▸ **Problem statement**:
Select the lines of the records containing the word "giải" and list them.

▸ **Exercise material**:
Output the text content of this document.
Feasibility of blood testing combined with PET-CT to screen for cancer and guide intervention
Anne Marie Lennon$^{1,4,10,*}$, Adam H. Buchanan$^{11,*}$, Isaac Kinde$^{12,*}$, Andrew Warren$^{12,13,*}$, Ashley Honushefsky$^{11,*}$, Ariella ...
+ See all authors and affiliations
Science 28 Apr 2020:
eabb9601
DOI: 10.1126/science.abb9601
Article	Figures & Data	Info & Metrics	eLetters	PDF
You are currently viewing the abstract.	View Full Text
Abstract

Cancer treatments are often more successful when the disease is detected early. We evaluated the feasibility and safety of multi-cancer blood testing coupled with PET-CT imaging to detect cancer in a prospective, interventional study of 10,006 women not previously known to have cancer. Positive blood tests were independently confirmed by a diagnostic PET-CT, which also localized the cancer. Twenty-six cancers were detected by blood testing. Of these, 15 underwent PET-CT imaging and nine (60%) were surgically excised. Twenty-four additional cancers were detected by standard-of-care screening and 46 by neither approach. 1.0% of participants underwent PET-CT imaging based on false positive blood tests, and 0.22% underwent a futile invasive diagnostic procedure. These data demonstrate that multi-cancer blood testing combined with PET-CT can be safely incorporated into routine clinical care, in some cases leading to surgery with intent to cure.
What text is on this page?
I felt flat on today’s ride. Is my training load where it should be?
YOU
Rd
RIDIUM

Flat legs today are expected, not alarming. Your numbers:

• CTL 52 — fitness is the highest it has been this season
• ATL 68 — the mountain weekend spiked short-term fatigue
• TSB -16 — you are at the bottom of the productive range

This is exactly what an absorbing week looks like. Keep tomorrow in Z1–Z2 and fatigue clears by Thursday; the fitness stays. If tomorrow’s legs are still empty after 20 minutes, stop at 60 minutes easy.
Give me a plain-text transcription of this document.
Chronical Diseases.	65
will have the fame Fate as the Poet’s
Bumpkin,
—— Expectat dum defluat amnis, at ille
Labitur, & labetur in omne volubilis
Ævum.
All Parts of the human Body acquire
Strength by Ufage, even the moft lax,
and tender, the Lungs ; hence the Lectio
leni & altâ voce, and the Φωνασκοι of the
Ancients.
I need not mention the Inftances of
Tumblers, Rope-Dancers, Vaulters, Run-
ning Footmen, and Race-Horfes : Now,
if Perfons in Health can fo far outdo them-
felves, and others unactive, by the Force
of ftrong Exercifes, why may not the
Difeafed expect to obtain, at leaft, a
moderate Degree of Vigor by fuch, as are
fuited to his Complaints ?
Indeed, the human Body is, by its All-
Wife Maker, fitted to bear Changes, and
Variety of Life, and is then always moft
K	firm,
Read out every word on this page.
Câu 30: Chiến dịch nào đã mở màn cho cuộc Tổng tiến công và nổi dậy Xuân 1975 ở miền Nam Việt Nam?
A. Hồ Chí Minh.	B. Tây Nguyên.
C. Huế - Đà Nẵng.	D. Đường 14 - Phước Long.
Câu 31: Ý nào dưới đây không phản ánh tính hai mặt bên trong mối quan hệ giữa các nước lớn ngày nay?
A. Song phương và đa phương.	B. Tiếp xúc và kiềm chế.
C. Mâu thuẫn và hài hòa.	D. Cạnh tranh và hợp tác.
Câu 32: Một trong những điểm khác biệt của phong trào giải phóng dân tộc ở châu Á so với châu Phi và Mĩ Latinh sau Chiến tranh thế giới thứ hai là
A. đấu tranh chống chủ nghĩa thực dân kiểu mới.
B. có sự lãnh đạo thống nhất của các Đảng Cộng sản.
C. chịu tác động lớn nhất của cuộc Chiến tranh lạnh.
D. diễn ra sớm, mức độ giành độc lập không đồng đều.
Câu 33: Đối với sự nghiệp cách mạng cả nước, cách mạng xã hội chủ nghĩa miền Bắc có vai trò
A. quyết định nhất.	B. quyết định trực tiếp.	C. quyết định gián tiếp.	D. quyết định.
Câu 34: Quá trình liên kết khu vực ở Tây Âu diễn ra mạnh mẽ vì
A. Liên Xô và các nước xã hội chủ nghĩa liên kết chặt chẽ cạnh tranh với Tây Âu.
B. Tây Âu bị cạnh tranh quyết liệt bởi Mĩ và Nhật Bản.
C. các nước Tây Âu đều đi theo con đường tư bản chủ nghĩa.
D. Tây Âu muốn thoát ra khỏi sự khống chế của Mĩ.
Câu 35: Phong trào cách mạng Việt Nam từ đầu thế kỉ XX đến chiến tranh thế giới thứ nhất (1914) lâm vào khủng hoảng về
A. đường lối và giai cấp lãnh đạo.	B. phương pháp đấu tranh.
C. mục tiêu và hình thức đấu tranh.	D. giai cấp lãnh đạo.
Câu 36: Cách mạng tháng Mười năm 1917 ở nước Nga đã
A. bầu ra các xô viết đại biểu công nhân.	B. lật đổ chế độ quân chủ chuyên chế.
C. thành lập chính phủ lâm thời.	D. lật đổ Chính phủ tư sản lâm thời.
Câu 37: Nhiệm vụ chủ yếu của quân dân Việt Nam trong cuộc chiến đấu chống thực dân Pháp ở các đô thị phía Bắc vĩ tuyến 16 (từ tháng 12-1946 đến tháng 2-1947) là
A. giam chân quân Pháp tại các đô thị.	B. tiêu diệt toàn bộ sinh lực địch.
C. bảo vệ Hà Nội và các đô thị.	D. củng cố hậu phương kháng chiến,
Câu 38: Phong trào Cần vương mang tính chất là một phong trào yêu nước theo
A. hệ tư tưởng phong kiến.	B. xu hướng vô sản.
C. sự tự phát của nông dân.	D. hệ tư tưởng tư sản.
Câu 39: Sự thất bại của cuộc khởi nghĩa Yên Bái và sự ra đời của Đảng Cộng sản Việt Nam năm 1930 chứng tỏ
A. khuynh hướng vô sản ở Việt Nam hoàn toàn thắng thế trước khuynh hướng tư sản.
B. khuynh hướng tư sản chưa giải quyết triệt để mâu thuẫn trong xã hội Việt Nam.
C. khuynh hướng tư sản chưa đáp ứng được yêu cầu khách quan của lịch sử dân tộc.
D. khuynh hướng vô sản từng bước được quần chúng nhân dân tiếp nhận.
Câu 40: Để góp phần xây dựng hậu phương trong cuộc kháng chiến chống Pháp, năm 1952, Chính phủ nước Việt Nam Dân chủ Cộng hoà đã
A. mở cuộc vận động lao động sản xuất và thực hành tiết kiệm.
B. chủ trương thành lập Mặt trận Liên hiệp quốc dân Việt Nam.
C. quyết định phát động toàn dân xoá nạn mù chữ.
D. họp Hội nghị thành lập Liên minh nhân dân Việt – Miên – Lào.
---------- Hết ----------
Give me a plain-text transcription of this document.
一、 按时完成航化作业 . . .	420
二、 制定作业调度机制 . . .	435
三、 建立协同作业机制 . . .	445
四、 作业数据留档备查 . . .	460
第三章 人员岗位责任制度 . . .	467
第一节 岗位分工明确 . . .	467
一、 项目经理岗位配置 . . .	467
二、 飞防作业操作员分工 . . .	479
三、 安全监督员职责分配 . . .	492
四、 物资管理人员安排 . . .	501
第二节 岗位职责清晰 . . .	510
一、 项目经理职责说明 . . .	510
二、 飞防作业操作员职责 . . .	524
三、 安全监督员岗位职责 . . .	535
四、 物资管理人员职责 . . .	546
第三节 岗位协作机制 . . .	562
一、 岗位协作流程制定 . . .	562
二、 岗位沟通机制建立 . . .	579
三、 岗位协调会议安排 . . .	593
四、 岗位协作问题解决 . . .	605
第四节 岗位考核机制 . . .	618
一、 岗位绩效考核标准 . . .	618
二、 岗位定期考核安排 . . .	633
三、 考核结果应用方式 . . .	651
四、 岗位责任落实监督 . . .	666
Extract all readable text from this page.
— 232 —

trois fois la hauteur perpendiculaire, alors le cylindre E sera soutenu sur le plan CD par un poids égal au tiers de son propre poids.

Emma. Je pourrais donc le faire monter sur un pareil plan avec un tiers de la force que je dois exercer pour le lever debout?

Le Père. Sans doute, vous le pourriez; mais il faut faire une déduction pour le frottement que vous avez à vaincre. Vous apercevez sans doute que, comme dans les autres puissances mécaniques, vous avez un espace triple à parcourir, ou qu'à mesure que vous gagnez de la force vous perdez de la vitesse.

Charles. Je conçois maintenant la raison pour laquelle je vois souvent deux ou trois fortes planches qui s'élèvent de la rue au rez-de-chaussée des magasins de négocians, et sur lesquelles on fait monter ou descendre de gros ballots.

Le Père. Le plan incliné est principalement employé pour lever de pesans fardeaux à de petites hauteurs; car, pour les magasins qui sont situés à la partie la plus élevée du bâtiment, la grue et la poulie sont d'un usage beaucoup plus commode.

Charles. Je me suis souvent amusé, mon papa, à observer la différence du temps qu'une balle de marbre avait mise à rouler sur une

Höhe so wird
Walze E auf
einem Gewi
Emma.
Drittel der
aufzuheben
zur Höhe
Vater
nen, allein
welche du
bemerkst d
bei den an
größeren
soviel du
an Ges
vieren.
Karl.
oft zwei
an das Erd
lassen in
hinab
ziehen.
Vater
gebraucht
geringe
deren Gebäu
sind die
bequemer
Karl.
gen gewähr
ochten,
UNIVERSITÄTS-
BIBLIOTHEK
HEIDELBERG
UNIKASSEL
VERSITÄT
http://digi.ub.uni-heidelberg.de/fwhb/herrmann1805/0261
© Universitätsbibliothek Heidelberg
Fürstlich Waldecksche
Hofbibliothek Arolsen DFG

▸ **Task result**:
Câu 32: Một trong những điểm khác biệt của phong trào giải phóng dân tộc ở châu Á so với châu Phi và Mĩ Latinh sau Chiến tranh thế giới thứ hai là
B. khuynh hướng tư sản chưa giải quyết triệt để mâu thuẫn trong xã hội Việt Nam.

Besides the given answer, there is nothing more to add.